**SET PROBLEM:** Everything in the listing except the pictures should be written out exactly.

**ROWS:**
--- begin ---

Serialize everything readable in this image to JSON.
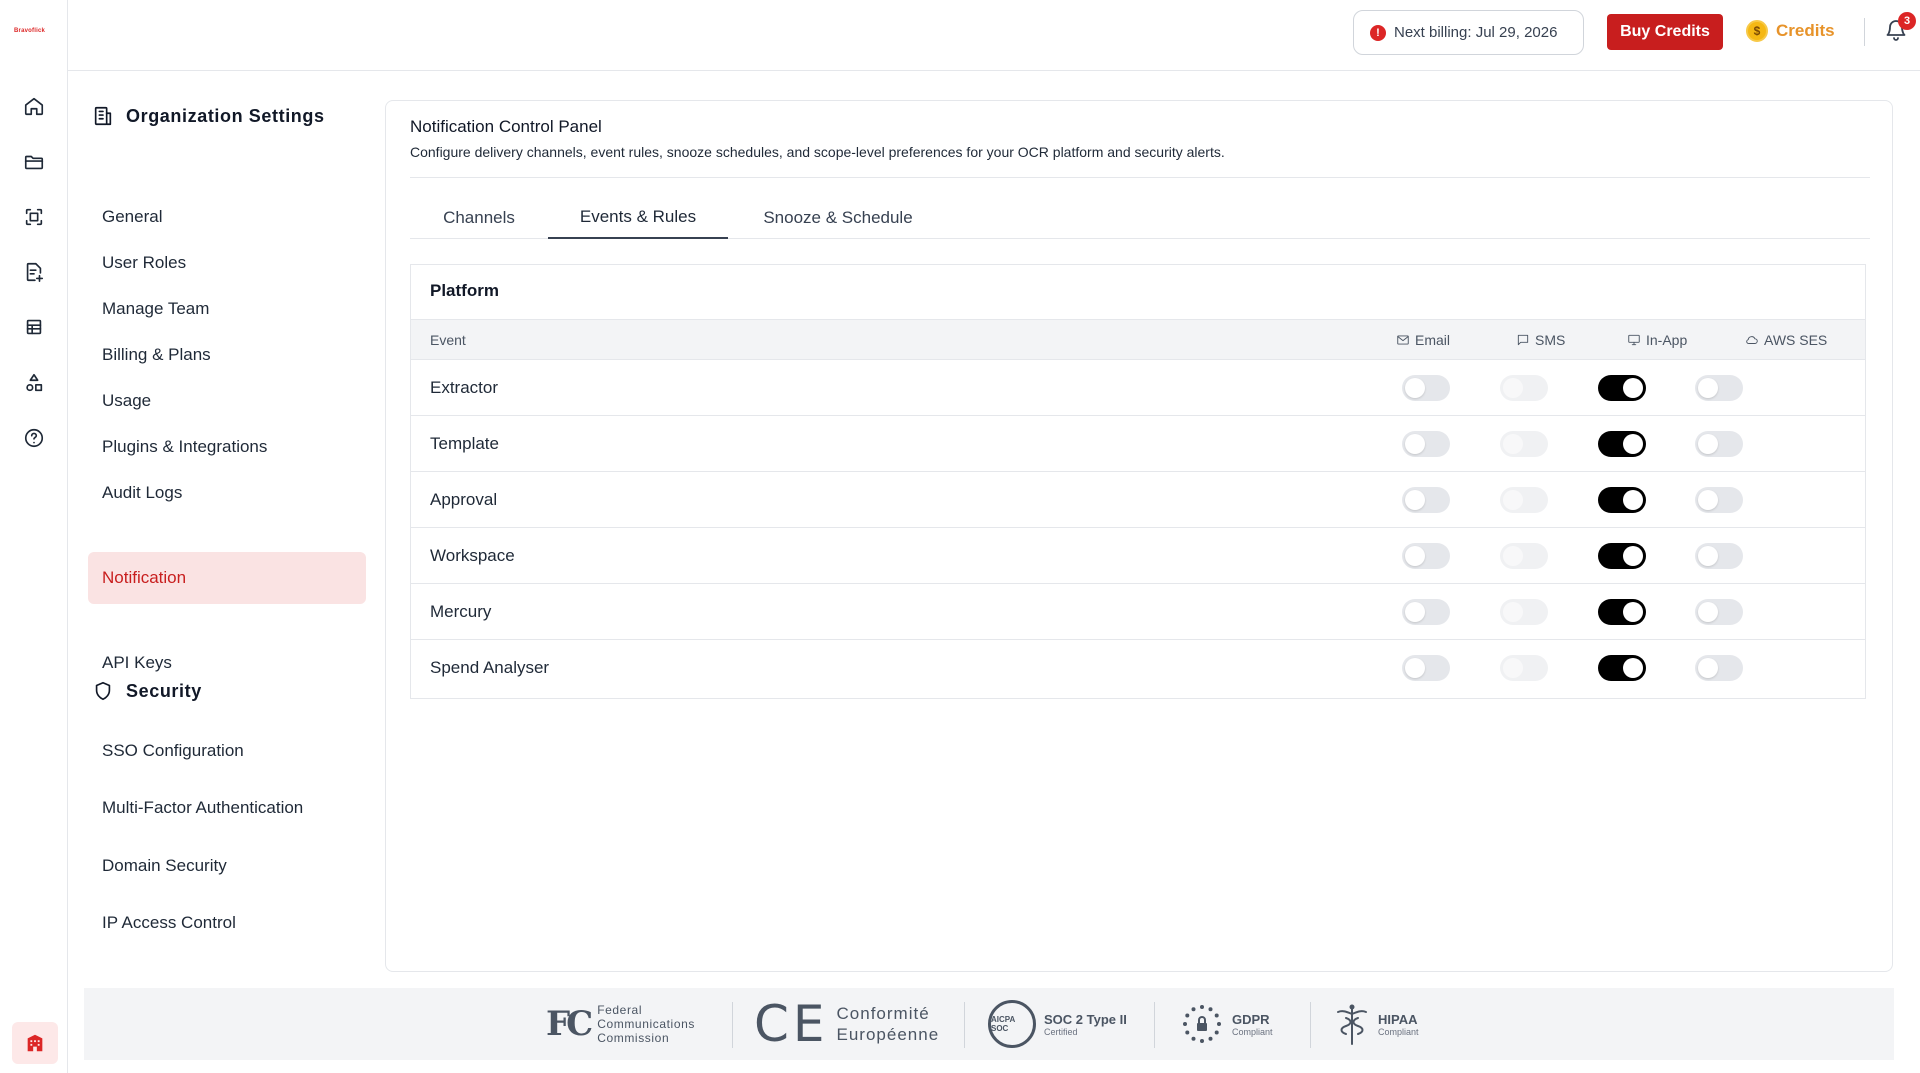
{
  "app": {
    "logo_text": "Bravoflick"
  },
  "rail": {
    "icons": [
      "home-icon",
      "folder-icon",
      "scan-icon",
      "document-add-icon",
      "table-icon",
      "shapes-icon",
      "help-circle-icon"
    ],
    "bottom_icon": "building-icon"
  },
  "topbar": {
    "billing_label": "Next billing: Jul 29, 2026",
    "alert_glyph": "!",
    "buy_credits": "Buy Credits",
    "coin_glyph": "$",
    "credits_label": "Credits",
    "notification_count": "3"
  },
  "sidebar": {
    "org_title": "Organization Settings",
    "org_items": [
      {
        "label": "General"
      },
      {
        "label": "User Roles"
      },
      {
        "label": "Manage Team"
      },
      {
        "label": "Billing & Plans"
      },
      {
        "label": "Usage"
      },
      {
        "label": "Plugins & Integrations"
      },
      {
        "label": "Audit Logs"
      },
      {
        "label": "Notification",
        "active": true
      },
      {
        "label": "API Keys"
      }
    ],
    "security_title": "Security",
    "security_items": [
      {
        "label": "SSO Configuration"
      },
      {
        "label": "Multi-Factor Authentication"
      },
      {
        "label": "Domain Security"
      },
      {
        "label": "IP Access Control"
      }
    ]
  },
  "panel": {
    "title": "Notification Control Panel",
    "subtitle": "Configure delivery channels, event rules, snooze schedules, and scope-level preferences for your OCR platform and security alerts.",
    "tabs": [
      {
        "label": "Channels"
      },
      {
        "label": "Events & Rules",
        "active": true
      },
      {
        "label": "Snooze & Schedule"
      }
    ],
    "card": {
      "title": "Platform",
      "columns": {
        "event": "Event",
        "email": "Email",
        "sms": "SMS",
        "inapp": "In-App",
        "ses": "AWS SES"
      },
      "rows": [
        {
          "event": "Extractor",
          "email": false,
          "sms": "disabled",
          "inapp": true,
          "ses": false
        },
        {
          "event": "Template",
          "email": false,
          "sms": "disabled",
          "inapp": true,
          "ses": false
        },
        {
          "event": "Approval",
          "email": false,
          "sms": "disabled",
          "inapp": true,
          "ses": false
        },
        {
          "event": "Workspace",
          "email": false,
          "sms": "disabled",
          "inapp": true,
          "ses": false
        },
        {
          "event": "Mercury",
          "email": false,
          "sms": "disabled",
          "inapp": true,
          "ses": false
        },
        {
          "event": "Spend Analyser",
          "email": false,
          "sms": "disabled",
          "inapp": true,
          "ses": false
        }
      ]
    }
  },
  "footer": {
    "fcc": {
      "mark": "FC",
      "line1": "Federal",
      "line2": "Communications",
      "line3": "Commission"
    },
    "ce": {
      "mark": "CE",
      "line1": "Conformité",
      "line2": "Européenne"
    },
    "soc": {
      "logo": "AICPA SOC",
      "title": "SOC 2 Type II",
      "sub": "Certified"
    },
    "gdpr": {
      "title": "GDPR",
      "sub": "Compliant"
    },
    "hipaa": {
      "title": "HIPAA",
      "sub": "Compliant"
    }
  }
}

--- end ---

**REPLY TO THE EXERCISE:**
Serialize everything readable in this image to JSON.
{
  "app": {
    "logo_text": "Bravoflick"
  },
  "rail": {
    "icons": [
      "home-icon",
      "folder-icon",
      "scan-icon",
      "document-add-icon",
      "table-icon",
      "shapes-icon",
      "help-circle-icon"
    ],
    "bottom_icon": "building-icon"
  },
  "topbar": {
    "billing_label": "Next billing: Jul 29, 2026",
    "alert_glyph": "!",
    "buy_credits": "Buy Credits",
    "coin_glyph": "$",
    "credits_label": "Credits",
    "notification_count": "3"
  },
  "sidebar": {
    "org_title": "Organization Settings",
    "org_items": [
      {
        "label": "General"
      },
      {
        "label": "User Roles"
      },
      {
        "label": "Manage Team"
      },
      {
        "label": "Billing & Plans"
      },
      {
        "label": "Usage"
      },
      {
        "label": "Plugins & Integrations"
      },
      {
        "label": "Audit Logs"
      },
      {
        "label": "Notification",
        "active": true
      },
      {
        "label": "API Keys"
      }
    ],
    "security_title": "Security",
    "security_items": [
      {
        "label": "SSO Configuration"
      },
      {
        "label": "Multi-Factor Authentication"
      },
      {
        "label": "Domain Security"
      },
      {
        "label": "IP Access Control"
      }
    ]
  },
  "panel": {
    "title": "Notification Control Panel",
    "subtitle": "Configure delivery channels, event rules, snooze schedules, and scope-level preferences for your OCR platform and security alerts.",
    "tabs": [
      {
        "label": "Channels"
      },
      {
        "label": "Events & Rules",
        "active": true
      },
      {
        "label": "Snooze & Schedule"
      }
    ],
    "card": {
      "title": "Platform",
      "columns": {
        "event": "Event",
        "email": "Email",
        "sms": "SMS",
        "inapp": "In-App",
        "ses": "AWS SES"
      },
      "rows": [
        {
          "event": "Extractor",
          "email": false,
          "sms": "disabled",
          "inapp": true,
          "ses": false
        },
        {
          "event": "Template",
          "email": false,
          "sms": "disabled",
          "inapp": true,
          "ses": false
        },
        {
          "event": "Approval",
          "email": false,
          "sms": "disabled",
          "inapp": true,
          "ses": false
        },
        {
          "event": "Workspace",
          "email": false,
          "sms": "disabled",
          "inapp": true,
          "ses": false
        },
        {
          "event": "Mercury",
          "email": false,
          "sms": "disabled",
          "inapp": true,
          "ses": false
        },
        {
          "event": "Spend Analyser",
          "email": false,
          "sms": "disabled",
          "inapp": true,
          "ses": false
        }
      ]
    }
  },
  "footer": {
    "fcc": {
      "mark": "FC",
      "line1": "Federal",
      "line2": "Communications",
      "line3": "Commission"
    },
    "ce": {
      "mark": "CE",
      "line1": "Conformité",
      "line2": "Européenne"
    },
    "soc": {
      "logo": "AICPA SOC",
      "title": "SOC 2 Type II",
      "sub": "Certified"
    },
    "gdpr": {
      "title": "GDPR",
      "sub": "Compliant"
    },
    "hipaa": {
      "title": "HIPAA",
      "sub": "Compliant"
    }
  }
}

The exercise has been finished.